● **BRIEF**:
Copy every line with the string "Photometric" in it.

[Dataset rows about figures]
--------------------------------
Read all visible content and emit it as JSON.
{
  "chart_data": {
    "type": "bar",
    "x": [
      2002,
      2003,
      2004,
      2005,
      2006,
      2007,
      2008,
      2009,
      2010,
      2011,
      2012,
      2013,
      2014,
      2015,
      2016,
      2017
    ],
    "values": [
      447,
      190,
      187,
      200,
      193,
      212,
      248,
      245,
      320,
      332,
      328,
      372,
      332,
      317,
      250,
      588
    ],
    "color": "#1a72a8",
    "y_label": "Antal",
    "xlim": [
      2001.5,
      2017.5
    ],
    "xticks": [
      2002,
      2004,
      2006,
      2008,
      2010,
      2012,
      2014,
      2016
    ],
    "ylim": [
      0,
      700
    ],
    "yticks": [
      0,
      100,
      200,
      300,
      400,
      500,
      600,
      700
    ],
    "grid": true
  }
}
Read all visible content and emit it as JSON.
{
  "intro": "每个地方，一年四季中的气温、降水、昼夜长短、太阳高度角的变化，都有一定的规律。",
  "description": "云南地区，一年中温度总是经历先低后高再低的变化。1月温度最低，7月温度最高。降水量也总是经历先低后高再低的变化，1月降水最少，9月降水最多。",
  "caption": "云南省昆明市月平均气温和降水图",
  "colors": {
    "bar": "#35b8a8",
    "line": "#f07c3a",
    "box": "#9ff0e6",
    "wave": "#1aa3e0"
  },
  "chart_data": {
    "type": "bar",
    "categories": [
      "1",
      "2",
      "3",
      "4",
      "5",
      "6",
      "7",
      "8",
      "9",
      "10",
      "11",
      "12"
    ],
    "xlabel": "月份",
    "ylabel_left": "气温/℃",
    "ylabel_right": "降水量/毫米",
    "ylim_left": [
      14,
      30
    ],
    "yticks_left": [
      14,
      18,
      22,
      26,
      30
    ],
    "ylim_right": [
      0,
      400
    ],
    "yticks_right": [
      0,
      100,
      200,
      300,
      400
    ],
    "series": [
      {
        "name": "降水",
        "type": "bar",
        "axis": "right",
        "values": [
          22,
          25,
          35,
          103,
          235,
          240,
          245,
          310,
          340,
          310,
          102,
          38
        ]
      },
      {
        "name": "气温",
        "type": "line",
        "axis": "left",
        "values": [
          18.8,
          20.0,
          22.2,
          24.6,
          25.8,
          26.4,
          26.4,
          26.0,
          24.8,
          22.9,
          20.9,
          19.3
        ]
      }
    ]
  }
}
--------------------------------
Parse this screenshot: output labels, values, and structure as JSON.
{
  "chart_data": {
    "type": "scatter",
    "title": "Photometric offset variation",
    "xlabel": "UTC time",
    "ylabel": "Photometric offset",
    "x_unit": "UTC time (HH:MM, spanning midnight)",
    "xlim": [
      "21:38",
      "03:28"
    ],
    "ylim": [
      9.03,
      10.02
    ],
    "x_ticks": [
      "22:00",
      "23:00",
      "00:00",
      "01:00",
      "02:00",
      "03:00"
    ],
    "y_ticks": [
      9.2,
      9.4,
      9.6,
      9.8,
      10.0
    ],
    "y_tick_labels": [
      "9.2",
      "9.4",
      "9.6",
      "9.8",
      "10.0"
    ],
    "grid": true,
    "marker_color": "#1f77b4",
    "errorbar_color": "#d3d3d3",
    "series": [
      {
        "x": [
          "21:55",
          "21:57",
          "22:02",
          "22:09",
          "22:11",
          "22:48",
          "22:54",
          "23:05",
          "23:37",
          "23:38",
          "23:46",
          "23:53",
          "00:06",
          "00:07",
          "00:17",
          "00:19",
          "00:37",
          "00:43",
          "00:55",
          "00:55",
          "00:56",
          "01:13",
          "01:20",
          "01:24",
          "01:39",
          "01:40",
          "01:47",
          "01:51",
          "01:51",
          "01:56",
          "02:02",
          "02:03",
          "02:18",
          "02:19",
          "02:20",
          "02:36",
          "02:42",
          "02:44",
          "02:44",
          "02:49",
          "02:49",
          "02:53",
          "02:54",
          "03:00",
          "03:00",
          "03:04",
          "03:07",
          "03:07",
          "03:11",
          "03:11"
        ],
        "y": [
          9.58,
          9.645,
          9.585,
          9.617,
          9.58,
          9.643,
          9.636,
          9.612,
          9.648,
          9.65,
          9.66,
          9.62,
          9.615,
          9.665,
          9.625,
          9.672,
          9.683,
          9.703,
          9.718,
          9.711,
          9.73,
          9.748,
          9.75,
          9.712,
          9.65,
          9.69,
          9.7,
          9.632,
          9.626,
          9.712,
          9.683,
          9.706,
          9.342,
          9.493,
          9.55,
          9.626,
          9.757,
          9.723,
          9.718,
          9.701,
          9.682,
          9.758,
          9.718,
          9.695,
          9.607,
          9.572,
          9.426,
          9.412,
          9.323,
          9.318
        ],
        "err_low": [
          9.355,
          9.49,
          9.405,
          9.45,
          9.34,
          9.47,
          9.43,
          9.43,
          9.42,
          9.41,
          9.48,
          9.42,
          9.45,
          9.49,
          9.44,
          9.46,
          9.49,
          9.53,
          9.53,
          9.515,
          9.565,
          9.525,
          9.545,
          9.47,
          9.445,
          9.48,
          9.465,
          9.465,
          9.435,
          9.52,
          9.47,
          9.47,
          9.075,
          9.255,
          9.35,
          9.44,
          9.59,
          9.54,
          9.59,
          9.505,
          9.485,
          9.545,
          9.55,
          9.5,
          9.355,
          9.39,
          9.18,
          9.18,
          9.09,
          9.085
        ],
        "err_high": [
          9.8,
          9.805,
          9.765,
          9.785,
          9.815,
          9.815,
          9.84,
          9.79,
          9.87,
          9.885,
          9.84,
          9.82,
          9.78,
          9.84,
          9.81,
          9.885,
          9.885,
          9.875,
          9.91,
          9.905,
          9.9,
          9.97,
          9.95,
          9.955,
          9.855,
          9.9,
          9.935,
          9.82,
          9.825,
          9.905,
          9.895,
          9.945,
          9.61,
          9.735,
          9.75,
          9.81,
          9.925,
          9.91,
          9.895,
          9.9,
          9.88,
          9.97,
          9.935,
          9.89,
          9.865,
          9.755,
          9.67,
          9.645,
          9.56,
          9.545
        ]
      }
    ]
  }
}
--------------------------------
● **RESULT**:
    "title": "Photometric offset variation",
    "ylabel": "Photometric offset",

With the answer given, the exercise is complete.